Work to do
Exactly as they appear, output all of the entries.

● ● ● ●

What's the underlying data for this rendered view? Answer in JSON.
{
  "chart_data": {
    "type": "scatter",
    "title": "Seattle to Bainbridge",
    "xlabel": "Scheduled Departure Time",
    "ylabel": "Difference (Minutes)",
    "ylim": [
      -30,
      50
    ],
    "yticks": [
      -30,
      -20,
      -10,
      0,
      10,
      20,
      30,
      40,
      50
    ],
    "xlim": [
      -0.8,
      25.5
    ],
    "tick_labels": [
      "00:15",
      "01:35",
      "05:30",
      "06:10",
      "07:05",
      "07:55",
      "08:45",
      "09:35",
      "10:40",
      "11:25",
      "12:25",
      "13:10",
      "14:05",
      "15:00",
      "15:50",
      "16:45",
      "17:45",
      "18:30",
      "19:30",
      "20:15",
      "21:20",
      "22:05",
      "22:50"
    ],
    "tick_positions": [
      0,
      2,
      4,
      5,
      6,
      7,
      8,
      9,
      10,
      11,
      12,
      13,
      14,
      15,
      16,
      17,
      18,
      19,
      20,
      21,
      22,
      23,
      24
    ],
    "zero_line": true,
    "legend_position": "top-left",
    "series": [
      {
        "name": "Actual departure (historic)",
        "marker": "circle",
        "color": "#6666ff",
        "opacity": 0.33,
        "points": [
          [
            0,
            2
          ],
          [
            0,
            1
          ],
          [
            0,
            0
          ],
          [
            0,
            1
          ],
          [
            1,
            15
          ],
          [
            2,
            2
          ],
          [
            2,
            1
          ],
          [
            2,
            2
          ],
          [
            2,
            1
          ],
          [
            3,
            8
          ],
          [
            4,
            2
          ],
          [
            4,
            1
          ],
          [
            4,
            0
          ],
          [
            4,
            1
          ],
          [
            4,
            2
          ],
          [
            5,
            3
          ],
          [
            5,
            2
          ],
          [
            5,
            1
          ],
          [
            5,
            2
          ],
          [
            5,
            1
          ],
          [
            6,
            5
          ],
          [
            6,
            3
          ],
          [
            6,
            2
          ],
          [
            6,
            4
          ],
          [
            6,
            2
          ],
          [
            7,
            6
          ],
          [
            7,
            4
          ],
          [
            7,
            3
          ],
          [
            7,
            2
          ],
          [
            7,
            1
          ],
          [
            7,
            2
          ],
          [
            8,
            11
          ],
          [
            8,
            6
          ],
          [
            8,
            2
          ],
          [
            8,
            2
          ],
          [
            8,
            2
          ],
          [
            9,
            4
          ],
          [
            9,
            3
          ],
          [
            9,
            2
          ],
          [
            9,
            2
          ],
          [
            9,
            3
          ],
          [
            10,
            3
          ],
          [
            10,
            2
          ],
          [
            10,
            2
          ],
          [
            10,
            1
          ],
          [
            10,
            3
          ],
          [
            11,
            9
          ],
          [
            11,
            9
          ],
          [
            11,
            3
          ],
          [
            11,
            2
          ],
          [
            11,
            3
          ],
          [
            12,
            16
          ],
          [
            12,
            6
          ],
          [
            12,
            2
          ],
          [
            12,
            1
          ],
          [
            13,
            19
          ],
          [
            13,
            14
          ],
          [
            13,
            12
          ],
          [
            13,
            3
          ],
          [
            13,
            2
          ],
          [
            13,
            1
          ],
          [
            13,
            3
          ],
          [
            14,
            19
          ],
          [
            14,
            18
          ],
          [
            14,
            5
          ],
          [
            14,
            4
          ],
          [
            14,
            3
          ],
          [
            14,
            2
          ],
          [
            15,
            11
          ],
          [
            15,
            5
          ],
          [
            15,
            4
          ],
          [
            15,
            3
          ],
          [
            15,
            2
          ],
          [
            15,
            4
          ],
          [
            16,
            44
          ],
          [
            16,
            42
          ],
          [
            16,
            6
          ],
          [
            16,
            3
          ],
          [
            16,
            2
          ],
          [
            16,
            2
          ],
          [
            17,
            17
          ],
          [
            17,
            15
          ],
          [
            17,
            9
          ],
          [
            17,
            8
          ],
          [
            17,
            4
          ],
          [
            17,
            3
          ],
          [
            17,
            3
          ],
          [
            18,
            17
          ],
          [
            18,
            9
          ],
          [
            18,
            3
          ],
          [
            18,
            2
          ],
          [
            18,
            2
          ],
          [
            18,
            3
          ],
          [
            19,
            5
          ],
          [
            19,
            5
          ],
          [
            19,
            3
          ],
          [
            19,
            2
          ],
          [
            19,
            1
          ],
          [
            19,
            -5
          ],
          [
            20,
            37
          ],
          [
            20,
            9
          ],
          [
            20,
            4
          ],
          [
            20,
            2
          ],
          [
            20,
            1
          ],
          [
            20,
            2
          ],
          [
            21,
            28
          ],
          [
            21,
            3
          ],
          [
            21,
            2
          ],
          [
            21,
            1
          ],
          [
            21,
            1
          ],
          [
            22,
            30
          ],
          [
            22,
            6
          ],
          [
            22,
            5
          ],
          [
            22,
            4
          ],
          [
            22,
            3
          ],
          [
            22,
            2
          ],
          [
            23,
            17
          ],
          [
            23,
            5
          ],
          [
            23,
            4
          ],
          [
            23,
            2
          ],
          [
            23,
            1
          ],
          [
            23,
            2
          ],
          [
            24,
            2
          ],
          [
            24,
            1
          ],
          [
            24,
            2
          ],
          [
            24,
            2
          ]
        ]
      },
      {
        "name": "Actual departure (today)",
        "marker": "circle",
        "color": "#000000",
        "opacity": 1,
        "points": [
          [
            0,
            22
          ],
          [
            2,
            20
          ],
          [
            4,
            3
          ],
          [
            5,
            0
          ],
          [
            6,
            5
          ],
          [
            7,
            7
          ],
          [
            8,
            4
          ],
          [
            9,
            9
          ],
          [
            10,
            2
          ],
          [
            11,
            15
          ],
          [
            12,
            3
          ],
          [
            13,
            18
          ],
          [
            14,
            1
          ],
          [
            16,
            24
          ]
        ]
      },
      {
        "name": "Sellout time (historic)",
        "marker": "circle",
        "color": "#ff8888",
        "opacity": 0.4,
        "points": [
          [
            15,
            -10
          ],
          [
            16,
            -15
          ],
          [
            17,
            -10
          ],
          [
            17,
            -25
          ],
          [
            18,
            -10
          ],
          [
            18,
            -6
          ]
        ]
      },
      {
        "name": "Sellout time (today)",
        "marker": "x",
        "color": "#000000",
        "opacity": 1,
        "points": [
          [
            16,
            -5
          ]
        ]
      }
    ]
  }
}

● ● ● ●

Written answer
What's the underlying data for this rendered view? Answer in JSON.
{
  "chart_data": {
    "type": "scatter",
    "title": "Seattle to Bainbridge",
    "xlabel": "Scheduled Departure Time",
    "ylabel": "Difference (Minutes)",
    "ylim": [
      -30,
      50
    ],
    "yticks": [
      -30,
      -20,
      -10,
      0,
      10,
      20,
      30,
      40,
      50
    ],
    "xlim": [
      -0.8,
      25.5
    ],
    "tick_labels": [
      "00:15",
      "01:35",
      "05:30",
      "06:10",
      "07:05",
      "07:55",
      "08:45",
      "09:35",
      "10:40",
      "11:25",
      "12:25",
      "13:10",
      "14:05",
      "15:00",
      "15:50",
      "16:45",
      "17:45",
      "18:30",
      "19:30",
      "20:15",
      "21:20",
      "22:05",
      "22:50"
    ],
    "tick_positions": [
      0,
      2,
      4,
      5,
      6,
      7,
      8,
      9,
      10,
      11,
      12,
      13,
      14,
      15,
      16,
      17,
      18,
      19,
      20,
      21,
      22,
      23,
      24
    ],
    "zero_line": true,
    "legend_position": "top-left",
    "series": [
      {
        "name": "Actual departure (historic)",
        "marker": "circle",
        "color": "#6666ff",
        "opacity": 0.33,
        "points": [
          [
            0,
            2
          ],
          [
            0,
            1
          ],
          [
            0,
            0
          ],
          [
            0,
            1
          ],
          [
            1,
            15
          ],
          [
            2,
            2
          ],
          [
            2,
            1
          ],
          [
            2,
            2
          ],
          [
            2,
            1
          ],
          [
            3,
            8
          ],
          [
            4,
            2
          ],
          [
            4,
            1
          ],
          [
            4,
            0
          ],
          [
            4,
            1
          ],
          [
            4,
            2
          ],
          [
            5,
            3
          ],
          [
            5,
            2
          ],
          [
            5,
            1
          ],
          [
            5,
            2
          ],
          [
            5,
            1
          ],
          [
            6,
            5
          ],
          [
            6,
            3
          ],
          [
            6,
            2
          ],
          [
            6,
            4
          ],
          [
            6,
            2
          ],
          [
            7,
            6
          ],
          [
            7,
            4
          ],
          [
            7,
            3
          ],
          [
            7,
            2
          ],
          [
            7,
            1
          ],
          [
            7,
            2
          ],
          [
            8,
            11
          ],
          [
            8,
            6
          ],
          [
            8,
            2
          ],
          [
            8,
            2
          ],
          [
            8,
            2
          ],
          [
            9,
            4
          ],
          [
            9,
            3
          ],
          [
            9,
            2
          ],
          [
            9,
            2
          ],
          [
            9,
            3
          ],
          [
            10,
            3
          ],
          [
            10,
            2
          ],
          [
            10,
            2
          ],
          [
            10,
            1
          ],
          [
            10,
            3
          ],
          [
            11,
            9
          ],
          [
            11,
            9
          ],
          [
            11,
            3
          ],
          [
            11,
            2
          ],
          [
            11,
            3
          ],
          [
            12,
            16
          ],
          [
            12,
            6
          ],
          [
            12,
            2
          ],
          [
            12,
            1
          ],
          [
            13,
            19
          ],
          [
            13,
            14
          ],
          [
            13,
            12
          ],
          [
            13,
            3
          ],
          [
            13,
            2
          ],
          [
            13,
            1
          ],
          [
            13,
            3
          ],
          [
            14,
            19
          ],
          [
            14,
            18
          ],
          [
            14,
            5
          ],
          [
            14,
            4
          ],
          [
            14,
            3
          ],
          [
            14,
            2
          ],
          [
            15,
            11
          ],
          [
            15,
            5
          ],
          [
            15,
            4
          ],
          [
            15,
            3
          ],
          [
            15,
            2
          ],
          [
            15,
            4
          ],
          [
            16,
            44
          ],
          [
            16,
            42
          ],
          [
            16,
            6
          ],
          [
            16,
            3
          ],
          [
            16,
            2
          ],
          [
            16,
            2
          ],
          [
            17,
            17
          ],
          [
            17,
            15
          ],
          [
            17,
            9
          ],
          [
            17,
            8
          ],
          [
            17,
            4
          ],
          [
            17,
            3
          ],
          [
            17,
            3
          ],
          [
            18,
            17
          ],
          [
            18,
            9
          ],
          [
            18,
            3
          ],
          [
            18,
            2
          ],
          [
            18,
            2
          ],
          [
            18,
            3
          ],
          [
            19,
            5
          ],
          [
            19,
            5
          ],
          [
            19,
            3
          ],
          [
            19,
            2
          ],
          [
            19,
            1
          ],
          [
            19,
            -5
          ],
          [
            20,
            37
          ],
          [
            20,
            9
          ],
          [
            20,
            4
          ],
          [
            20,
            2
          ],
          [
            20,
            1
          ],
          [
            20,
            2
          ],
          [
            21,
            28
          ],
          [
            21,
            3
          ],
          [
            21,
            2
          ],
          [
            21,
            1
          ],
          [
            21,
            1
          ],
          [
            22,
            30
          ],
          [
            22,
            6
          ],
          [
            22,
            5
          ],
          [
            22,
            4
          ],
          [
            22,
            3
          ],
          [
            22,
            2
          ],
          [
            23,
            17
          ],
          [
            23,
            5
          ],
          [
            23,
            4
          ],
          [
            23,
            2
          ],
          [
            23,
            1
          ],
          [
            23,
            2
          ],
          [
            24,
            2
          ],
          [
            24,
            1
          ],
          [
            24,
            2
          ],
          [
            24,
            2
          ]
        ]
      },
      {
        "name": "Actual departure (today)",
        "marker": "circle",
        "color": "#000000",
        "opacity": 1,
        "points": [
          [
            0,
            22
          ],
          [
            2,
            20
          ],
          [
            4,
            3
          ],
          [
            5,
            0
          ],
          [
            6,
            5
          ],
          [
            7,
            7
          ],
          [
            8,
            4
          ],
          [
            9,
            9
          ],
          [
            10,
            2
          ],
          [
            11,
            15
          ],
          [
            12,
            3
          ],
          [
            13,
            18
          ],
          [
            14,
            1
          ],
          [
            16,
            24
          ]
        ]
      },
      {
        "name": "Sellout time (historic)",
        "marker": "circle",
        "color": "#ff8888",
        "opacity": 0.4,
        "points": [
          [
            15,
            -10
          ],
          [
            16,
            -15
          ],
          [
            17,
            -10
          ],
          [
            17,
            -25
          ],
          [
            18,
            -10
          ],
          [
            18,
            -6
          ]
        ]
      },
      {
        "name": "Sellout time (today)",
        "marker": "x",
        "color": "#000000",
        "opacity": 1,
        "points": [
          [
            16,
            -5
          ]
        ]
      }
    ]
  }
}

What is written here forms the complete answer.